**Travail demandé:** Poursuivez l'extrait sur les pagodes du Vietnam à partir de sa dernière phrase.

On se donne le nom « Thầy ou maître » car c’est ici que le moine bouddhiste Từ Đạo Hạnh, a inventé et enseigné à la population locale un art unique en son genre: le théâtre des marionnettes sur l’eau. Il y a aussi la pagode Côn Sơn située sur le mont de même nom, à 60km de Hànội dans la province de Hải Dương. Constituée d’une vingtaine d’édifices, celle-ci se niche dans la pinède au sommet d’un escalier de quelques centaines de marches. C’est ici qu’en se retirant de la vie politique, l’humaniste célèbre Nguyễn Trãi nous a laissé un poème inoubliable intitulé « Le Chant de Côn Sơn (Côn Sơn Ca) » où il a décrit le paysage magnifique de ce mont et il a tenté de résumer la vie d’un homme qui ne peut durer que cent ans au plus et pour laquelle chacun cherche ce qu’il désire avant de retomber finalement en herbes et poussière. Mais la pagode la plus visitée reste celle des Parfums (Chùa Hương). Celle-ci est en fait un complexe d’édifices construits dans les falaises de montagne. Située à 60 km au sud-ouest de la capitale, elle est l’un des sanctuaires nationaux fréquentés par la plupart des Vietnamiens avec la pagode Bà Chúa Xứ (Châu Đốc) à proximité de la frontière du Cambodge lors de la fête du Tết. Au centre du Vietnam, la pagode de la Dame céleste (Chùa Thiên Mụ), située en face de la rivière des Parfums (sông Hương) ne manque pas de charme tandis qu’au sud, dans la province de Tây Ninh, non loin de Saïgon, se blottit sur le mont de la Dame noire (núi Bà Đen) une pagode portant le même nom. Dans la seule capitale Hanoï, on recense au moins 130 pagodes aux alentours. Il y autant de villages que de pagodes. Il est difficile de tout énumérer. Mais à cause des caprices du temps et des ravages provoqués par la guerre, il existe un nombre infime d’édifices ayant réussi à garder intact le style architectural et sculptural datant des dynasties Lý, Trần et Lê.

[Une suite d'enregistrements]
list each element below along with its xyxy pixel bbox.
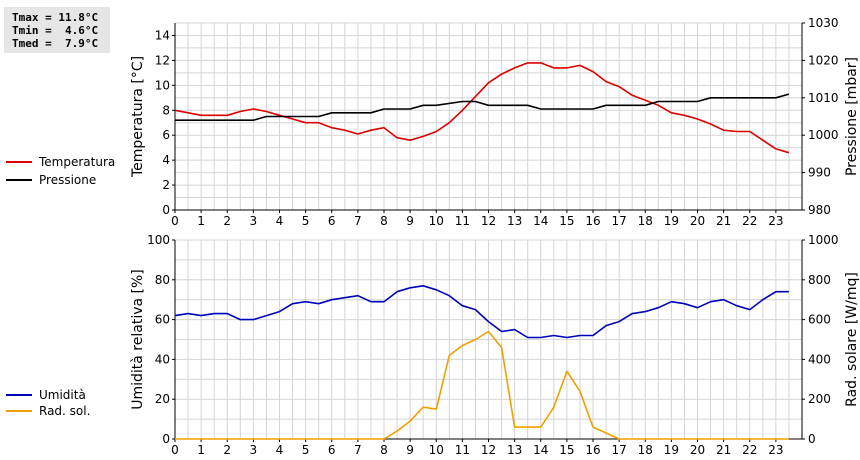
hum-x-tick-label: 19 [664, 443, 679, 457]
hum-x-tick-label: 3 [250, 443, 258, 457]
hum-y-left-tick-label: 40 [155, 352, 170, 366]
hum-ylabel-left: Umidità relativa [%] [130, 269, 146, 410]
legend-humidity-swatch [6, 394, 32, 396]
hum-x-tick-label: 5 [302, 443, 310, 457]
hum-x-tick-label: 16 [585, 443, 600, 457]
temp-y-left-tick-label: 4 [162, 153, 170, 167]
legend-humidity-label: Umidità [39, 388, 86, 402]
hum-x-tick-label: 15 [559, 443, 574, 457]
temp-y-right-tick-label: 990 [808, 166, 831, 180]
hum-y-left-tick-label: 20 [155, 392, 170, 406]
temp-ylabel-left: Temperatura [°C] [130, 56, 146, 178]
temp-x-tick-label: 23 [768, 214, 783, 228]
temp-y-right-tick-label: 1020 [808, 53, 839, 67]
temp-y-left-tick-label: 6 [162, 128, 170, 142]
temp-x-tick-label: 1 [197, 214, 205, 228]
temp-y-left-tick-label: 14 [155, 28, 170, 42]
hum-x-tick-label: 9 [406, 443, 414, 457]
hum-x-tick-label: 18 [638, 443, 653, 457]
hum-x-tick-label: 13 [507, 443, 522, 457]
stat-tmax: Tmax = 11.8°C [12, 11, 99, 24]
hum-x-tick-label: 17 [611, 443, 626, 457]
temp-y-left-tick-label: 12 [155, 53, 170, 67]
hum-x-tick-label: 7 [354, 443, 362, 457]
hum-ylabel-right: Rad. solare [W/mq] [844, 272, 860, 407]
temp-x-tick-label: 18 [638, 214, 653, 228]
hum-y-right-tick-label: 400 [808, 352, 831, 366]
temp-x-tick-label: 20 [690, 214, 705, 228]
temperature-line [174, 62, 790, 154]
stat-tmed: Tmed = 7.9°C [12, 37, 99, 50]
hum-y-left-tick-label: 60 [155, 313, 170, 327]
temp-ylabel-right: Pressione [mbar] [844, 57, 860, 176]
hum-y-right-tick-label: 0 [808, 432, 816, 446]
temp-x-tick-label: 4 [276, 214, 284, 228]
temp-y-right-tick-label: 1030 [808, 16, 839, 30]
legend-pressure-swatch [6, 179, 32, 181]
temp-y-right-tick-label: 1010 [808, 91, 839, 105]
hum-y-right-tick-label: 800 [808, 273, 831, 287]
temp-x-tick-label: 2 [223, 214, 231, 228]
hum-y-left-tick-label: 0 [162, 432, 170, 446]
temp-x-tick-label: 16 [585, 214, 600, 228]
hum-x-tick-label: 10 [429, 443, 444, 457]
hum-y-left-tick-label: 80 [155, 273, 170, 287]
hum-x-tick-label: 6 [328, 443, 336, 457]
hum-x-tick-label: 1 [197, 443, 205, 457]
temp-y-left-tick-label: 0 [162, 203, 170, 217]
temp-x-tick-label: 0 [171, 214, 179, 228]
hum-x-tick-label: 14 [533, 443, 548, 457]
hum-x-tick-label: 21 [716, 443, 731, 457]
hum-x-tick-label: 22 [742, 443, 757, 457]
temp-x-tick-label: 13 [507, 214, 522, 228]
hum-x-tick-label: 12 [481, 443, 496, 457]
temp-x-tick-label: 12 [481, 214, 496, 228]
hum-x-tick-label: 8 [380, 443, 388, 457]
hum-y-right-tick-label: 600 [808, 313, 831, 327]
stats-box: Tmax = 11.8°C Tmin = 4.6°C Tmed = 7.9°C [4, 7, 110, 53]
hum-y-right-tick-label: 200 [808, 392, 831, 406]
stat-tmin: Tmin = 4.6°C [12, 24, 99, 37]
temp-x-tick-label: 15 [559, 214, 574, 228]
temp-x-tick-label: 7 [354, 214, 362, 228]
temp-x-tick-label: 3 [250, 214, 258, 228]
legend-pressure-label: Pressione [39, 173, 97, 187]
temp-y-right-tick-label: 980 [808, 203, 831, 217]
hum-x-tick-label: 23 [768, 443, 783, 457]
radiation-line [175, 330, 789, 440]
temp-y-right-tick-label: 1000 [808, 128, 839, 142]
pressure-line [175, 93, 790, 121]
humidity-line [174, 285, 789, 339]
hum-y-right-tick-label: 1000 [808, 233, 839, 247]
temp-x-tick-label: 21 [716, 214, 731, 228]
hum-x-tick-label: 11 [455, 443, 470, 457]
temp-y-left-tick-label: 8 [162, 103, 170, 117]
legend-temperature-label: Temperatura [39, 155, 116, 169]
hum-x-tick-label: 0 [171, 443, 179, 457]
temp-x-tick-label: 9 [406, 214, 414, 228]
hum-y-left-tick-label: 100 [147, 233, 170, 247]
legend-radiation-label: Rad. sol. [39, 404, 91, 418]
temp-x-tick-label: 8 [380, 214, 388, 228]
temp-x-tick-label: 11 [455, 214, 470, 228]
temp-y-left-tick-label: 10 [155, 78, 170, 92]
legend-temperature-swatch [6, 161, 32, 163]
hum-x-tick-label: 4 [276, 443, 284, 457]
temp-x-tick-label: 19 [664, 214, 679, 228]
legend-radiation-swatch [6, 410, 32, 412]
hum-x-tick-label: 2 [223, 443, 231, 457]
temp-x-tick-label: 6 [328, 214, 336, 228]
temp-y-left-tick-label: 2 [162, 178, 170, 192]
temp-x-tick-label: 14 [533, 214, 548, 228]
hum-x-tick-label: 20 [690, 443, 705, 457]
temp-x-tick-label: 5 [302, 214, 310, 228]
temp-x-tick-label: 22 [742, 214, 757, 228]
temp-x-tick-label: 17 [611, 214, 626, 228]
temp-x-tick-label: 10 [429, 214, 444, 228]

**Résultat de l'exercice:**
Parfois le méfait humain est responsable de la destruction de certaines pagodes célèbres. C’est le cas de la pagode Báo Thiên dont l’emplacement a été cédé aux autorités coloniales françaises pour la construction de l’église de style néo-gothique Saint-Joseph qu’on voit aujourd’hui au coeur de la capitale, non loin du lac célèbre de l’épée restituée (Hồ Hoàn Kiếm) (Hànội). D’une manière générale, la plupart des pagodes d’aujourd’hui, gardent visiblement la trace de restauration et de rénovation sous la dynastie des Nguyễn. Par contre, leurs objets cultuels, leurs statues en pierre et en bronze ont été moins altérés et ont conservé l’état initial au fil des siècles. De plus, lorsqu’on s’avance dans le centre et dans le Sud du Vietnam, on s’aperçoit que les influences chame et khmère ne sont pas absentes dans l’architecture des pagodes car ces territoires appartenaient dans le passé respectivement aux royaumes du Champa et du Founan.

Malgré le nombre considérable de pagodes et la variété de leur taille, l’agencement de leurs bâtiments s’opère de façon immuable. Il est facile de le reconnaître grâce aux 6 caractères célèbres chinois suivants:. Nhất, Nhị, Tam, Đinh, Công et Quốc (ou 一, 二 , 三 ,丁, 工 et 国 en chinois). La simplicité est visible dans le modèle identifié par le premier caractère Nhất où les bâtiments se succèdent en une seule rangée transversale face au porche (Tam Quan). C’est ce qu’on trouve dans la plupart des pagodes des villages n’ayant aucune subvention de l’état ou dans le delta du Mékong au Sud Vietnam. Le deuxième caractère Nhị signifiant « deux » rappelle bien la disposition de deux rangées transversales parallèles face au porche. Celui-ci a l’avantage d’avoir au moins trois portes latérales et dessert une cour où la végétation est luxuriante et omniprésente grâce aux bosquets d’arbustes et aux fleurs en pots. Parfois on se retrouve avec une mare aux lotus et aux nénuphars, ce qui ne manque pas de rappeler la sérénité en accord avec la nature.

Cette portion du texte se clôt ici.